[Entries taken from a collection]

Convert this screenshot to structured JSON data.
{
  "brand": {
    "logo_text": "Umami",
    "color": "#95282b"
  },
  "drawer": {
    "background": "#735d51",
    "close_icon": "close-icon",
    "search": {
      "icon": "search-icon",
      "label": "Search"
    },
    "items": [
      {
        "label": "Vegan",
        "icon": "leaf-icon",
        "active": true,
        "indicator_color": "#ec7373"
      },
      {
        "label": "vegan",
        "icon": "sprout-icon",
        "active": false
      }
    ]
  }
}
...
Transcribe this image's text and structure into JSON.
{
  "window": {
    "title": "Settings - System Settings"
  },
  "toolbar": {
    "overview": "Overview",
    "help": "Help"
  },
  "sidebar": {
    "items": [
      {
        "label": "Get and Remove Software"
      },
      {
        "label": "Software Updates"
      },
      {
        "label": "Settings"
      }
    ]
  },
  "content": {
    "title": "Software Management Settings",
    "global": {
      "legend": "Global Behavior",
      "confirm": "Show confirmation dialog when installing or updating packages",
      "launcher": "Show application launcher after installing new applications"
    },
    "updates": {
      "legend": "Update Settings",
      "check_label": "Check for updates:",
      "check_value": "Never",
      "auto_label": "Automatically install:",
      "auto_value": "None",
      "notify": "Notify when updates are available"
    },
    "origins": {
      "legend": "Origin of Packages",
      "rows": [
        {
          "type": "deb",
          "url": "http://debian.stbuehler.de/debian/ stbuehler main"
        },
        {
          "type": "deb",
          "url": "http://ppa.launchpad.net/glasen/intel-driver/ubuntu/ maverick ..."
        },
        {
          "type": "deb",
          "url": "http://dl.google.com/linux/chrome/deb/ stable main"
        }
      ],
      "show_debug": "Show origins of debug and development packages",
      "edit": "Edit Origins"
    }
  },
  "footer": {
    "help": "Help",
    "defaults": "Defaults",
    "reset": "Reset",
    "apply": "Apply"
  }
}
==
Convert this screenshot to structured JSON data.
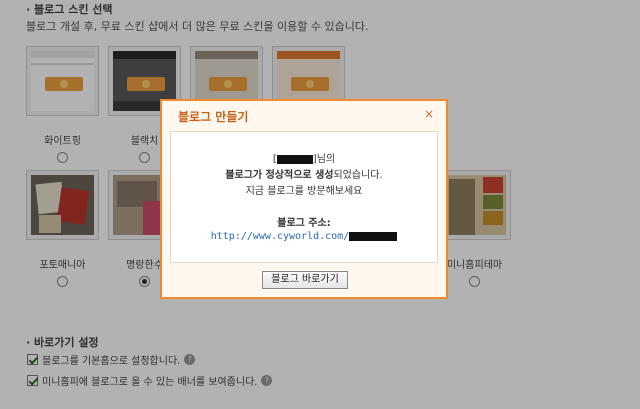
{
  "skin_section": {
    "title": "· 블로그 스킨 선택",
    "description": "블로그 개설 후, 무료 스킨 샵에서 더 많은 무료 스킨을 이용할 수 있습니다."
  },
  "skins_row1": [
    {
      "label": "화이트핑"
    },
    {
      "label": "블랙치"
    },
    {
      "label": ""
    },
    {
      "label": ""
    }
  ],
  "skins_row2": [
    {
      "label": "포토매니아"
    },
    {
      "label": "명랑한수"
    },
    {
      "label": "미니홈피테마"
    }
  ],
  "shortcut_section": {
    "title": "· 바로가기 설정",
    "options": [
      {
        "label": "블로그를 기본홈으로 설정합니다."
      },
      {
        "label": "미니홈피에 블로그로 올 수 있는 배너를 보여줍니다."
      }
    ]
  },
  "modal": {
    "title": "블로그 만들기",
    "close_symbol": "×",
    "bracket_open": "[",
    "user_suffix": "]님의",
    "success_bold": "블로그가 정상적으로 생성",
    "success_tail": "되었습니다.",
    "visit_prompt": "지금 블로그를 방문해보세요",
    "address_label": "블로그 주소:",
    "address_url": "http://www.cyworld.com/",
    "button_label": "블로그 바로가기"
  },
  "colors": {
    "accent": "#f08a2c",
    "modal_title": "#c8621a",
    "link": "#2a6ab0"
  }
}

**Exercise**
Only the number is wanted: how many lines of the data contain the word "when"?

**Exercise solution**
2